# STATED PROBLEM
Transcribe the data that follows precisely, omitting nothing.

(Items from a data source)
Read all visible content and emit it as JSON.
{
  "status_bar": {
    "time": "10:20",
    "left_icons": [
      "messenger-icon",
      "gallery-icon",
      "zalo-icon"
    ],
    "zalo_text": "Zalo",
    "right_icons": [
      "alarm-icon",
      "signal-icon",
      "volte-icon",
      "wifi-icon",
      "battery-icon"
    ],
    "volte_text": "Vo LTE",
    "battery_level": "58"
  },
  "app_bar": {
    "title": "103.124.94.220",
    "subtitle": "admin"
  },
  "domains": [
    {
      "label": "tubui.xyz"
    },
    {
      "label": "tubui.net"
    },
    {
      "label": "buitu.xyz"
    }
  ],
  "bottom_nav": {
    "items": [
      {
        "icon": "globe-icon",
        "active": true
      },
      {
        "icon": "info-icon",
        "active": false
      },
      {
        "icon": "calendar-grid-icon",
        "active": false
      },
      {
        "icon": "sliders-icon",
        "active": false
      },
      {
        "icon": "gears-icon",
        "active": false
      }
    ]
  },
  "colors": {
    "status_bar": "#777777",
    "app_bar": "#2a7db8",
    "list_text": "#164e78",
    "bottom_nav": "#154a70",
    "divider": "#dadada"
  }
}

# SOLUTION TO THIS TASK
Read all visible content and emit it as JSON.
{
  "status_bar": {
    "time": "10:20",
    "left_icons": [
      "messenger-icon",
      "gallery-icon",
      "zalo-icon"
    ],
    "zalo_text": "Zalo",
    "right_icons": [
      "alarm-icon",
      "signal-icon",
      "volte-icon",
      "wifi-icon",
      "battery-icon"
    ],
    "volte_text": "Vo LTE",
    "battery_level": "58"
  },
  "app_bar": {
    "title": "103.124.94.220",
    "subtitle": "admin"
  },
  "domains": [
    {
      "label": "tubui.xyz"
    },
    {
      "label": "tubui.net"
    },
    {
      "label": "buitu.xyz"
    }
  ],
  "bottom_nav": {
    "items": [
      {
        "icon": "globe-icon",
        "active": true
      },
      {
        "icon": "info-icon",
        "active": false
      },
      {
        "icon": "calendar-grid-icon",
        "active": false
      },
      {
        "icon": "sliders-icon",
        "active": false
      },
      {
        "icon": "gears-icon",
        "active": false
      }
    ]
  },
  "colors": {
    "status_bar": "#777777",
    "app_bar": "#2a7db8",
    "list_text": "#164e78",
    "bottom_nav": "#154a70",
    "divider": "#dadada"
  }
}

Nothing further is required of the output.